_Request_.
Copy the rows below verbatim, beginning with the row that contains "colorbar-cell [1153, 1109, 1205, 1151]" and stopping after the row that contains "globe-outline [753, 382, 1443, 1072]", with both of those rows included.

_Records for this exercise_.
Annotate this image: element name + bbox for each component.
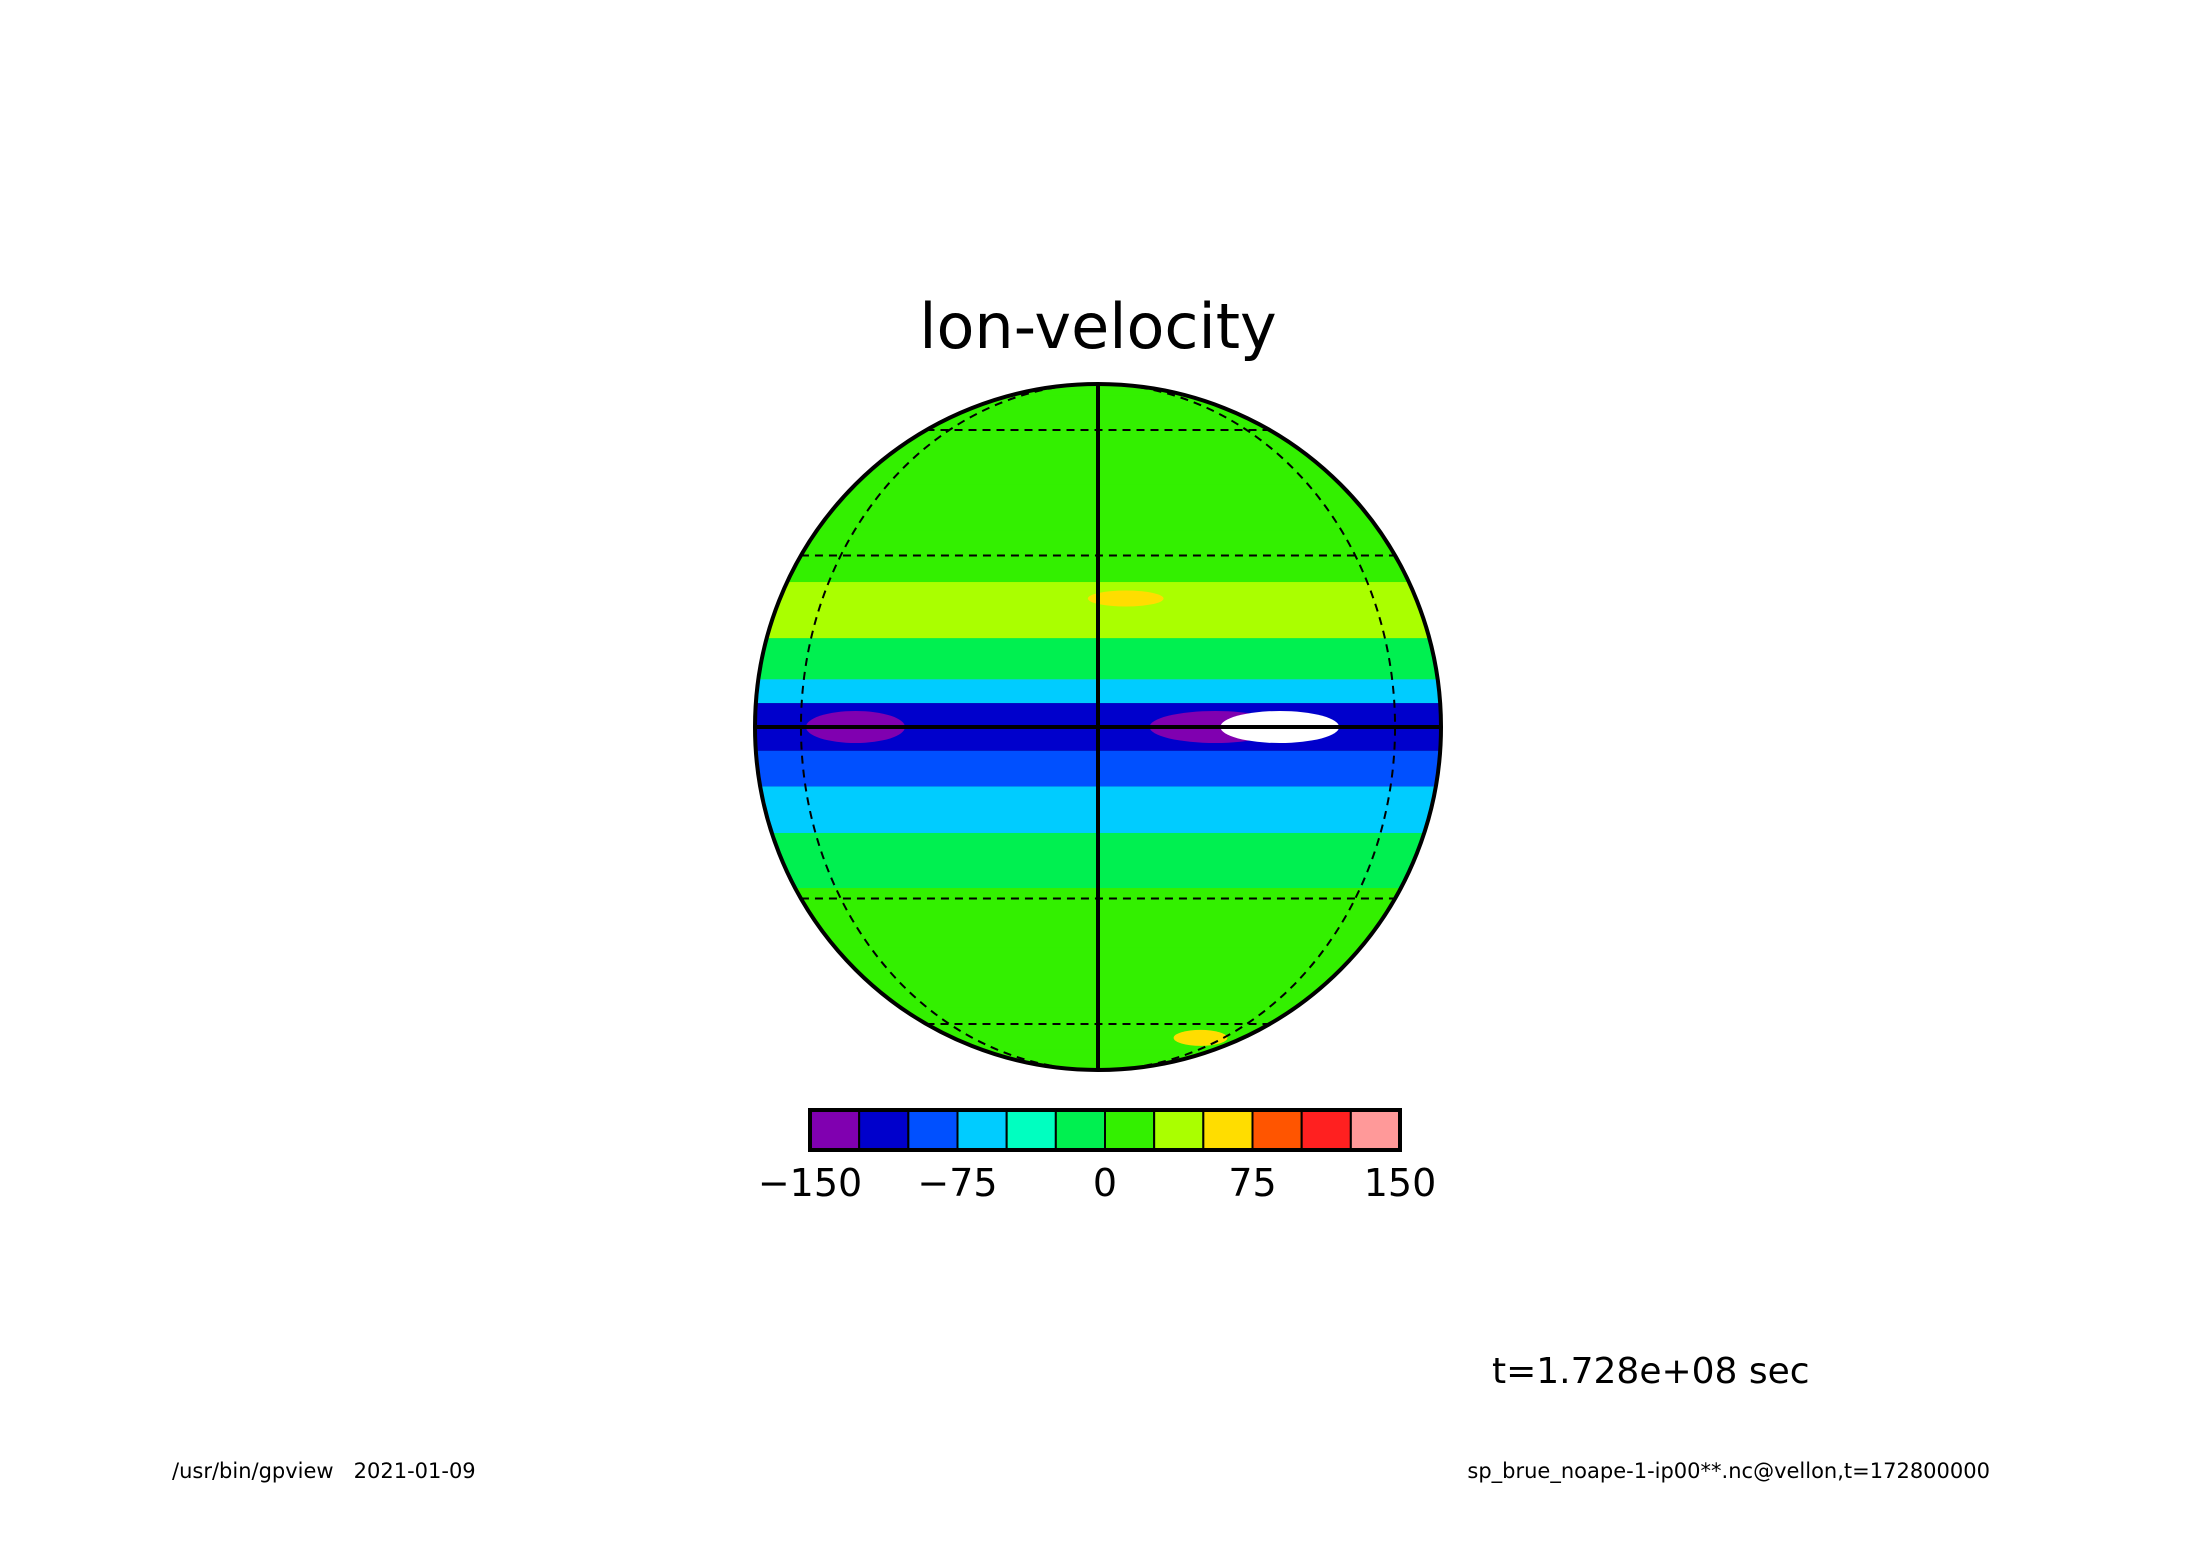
colorbar-cell [1153, 1109, 1205, 1151]
colorbar-cell [956, 1109, 1008, 1151]
colorbar-tick-label: −75 [917, 1161, 997, 1205]
colorbar-tick-label: 75 [1228, 1161, 1276, 1205]
colorbar-cell [809, 1109, 861, 1151]
footer-program-date: /usr/bin/gpview 2021-01-09 [172, 1459, 476, 1483]
colorbar-cell [1054, 1109, 1107, 1151]
meridian-line [799, 384, 1099, 1070]
footer-source: sp_brue_noape-1-ip00**.nc@vellon,t=17280… [1467, 1459, 1990, 1484]
meridian-line [1097, 384, 1397, 1070]
colorbar [808, 1108, 1402, 1152]
chart-title: lon-velocity [919, 290, 1276, 363]
colorbar-cell [1005, 1109, 1057, 1151]
colorbar-cell [1251, 1109, 1303, 1151]
colorbar-tick-label: 150 [1364, 1161, 1437, 1205]
colorbar-cell [1349, 1109, 1402, 1151]
velocity-feature [1087, 590, 1164, 607]
colorbar-tick-label: −150 [758, 1161, 862, 1205]
colorbar-cell [1104, 1109, 1156, 1151]
globe-outline [753, 382, 1443, 1072]
colorbar-cell [858, 1109, 910, 1151]
velocity-feature [1173, 1029, 1228, 1046]
colorbar-cell [1300, 1109, 1352, 1151]
colorbar-cell [1202, 1109, 1254, 1151]
globe [753, 382, 1443, 1072]
graticule [755, 384, 1441, 1070]
colorbar-cell [907, 1109, 959, 1151]
time-label: t=1.728e+08 sec [1492, 1351, 1810, 1392]
colorbar-tick-label: 0 [1093, 1161, 1117, 1205]
colorbar-frame [808, 1108, 1402, 1152]
colorbar-tick-labels: −150 −75 0 75 150 [758, 1161, 1436, 1205]
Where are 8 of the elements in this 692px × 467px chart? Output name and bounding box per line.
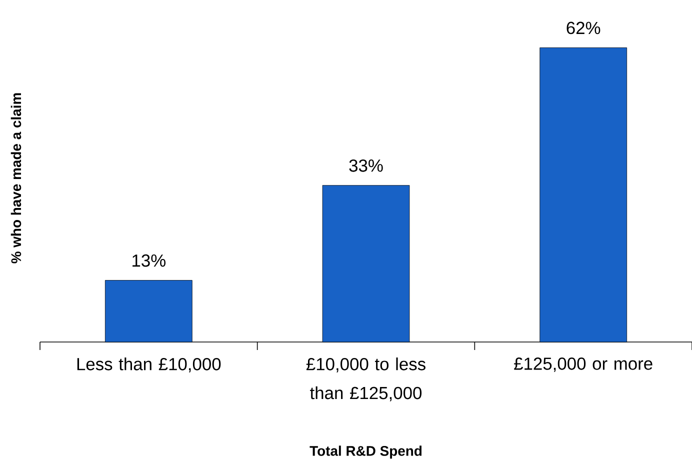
data-label: 33% <box>349 159 383 172</box>
x-tick-label: £10,000 to less than £125,000 <box>306 358 426 402</box>
data-label: 62% <box>566 22 600 34</box>
x-axis-title: Total R&D Spend <box>310 446 422 459</box>
x-tick-label: £125,000 or more <box>514 358 652 372</box>
x-tick-label: Less than £10,000 <box>77 358 221 372</box>
data-label: 13% <box>132 254 166 267</box>
y-axis-title: % who have made a claim <box>10 93 22 264</box>
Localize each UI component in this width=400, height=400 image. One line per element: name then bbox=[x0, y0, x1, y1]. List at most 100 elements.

_Answer below_.
colorbar-cell [1153, 1109, 1205, 1151]
colorbar-cell [956, 1109, 1008, 1151]
colorbar-tick-label: −75 [917, 1161, 997, 1205]
colorbar-tick-label: 75 [1228, 1161, 1276, 1205]
colorbar-cell [809, 1109, 861, 1151]
footer-program-date: /usr/bin/gpview 2021-01-09 [172, 1459, 476, 1483]
colorbar-cell [1054, 1109, 1107, 1151]
meridian-line [799, 384, 1099, 1070]
footer-source: sp_brue_noape-1-ip00**.nc@vellon,t=17280… [1467, 1459, 1990, 1484]
meridian-line [1097, 384, 1397, 1070]
colorbar [808, 1108, 1402, 1152]
chart-title: lon-velocity [919, 290, 1276, 363]
colorbar-cell [1005, 1109, 1057, 1151]
colorbar-cell [1251, 1109, 1303, 1151]
colorbar-tick-label: 150 [1364, 1161, 1437, 1205]
colorbar-cell [1349, 1109, 1402, 1151]
velocity-feature [1087, 590, 1164, 607]
colorbar-tick-label: −150 [758, 1161, 862, 1205]
colorbar-cell [1104, 1109, 1156, 1151]
globe-outline [753, 382, 1443, 1072]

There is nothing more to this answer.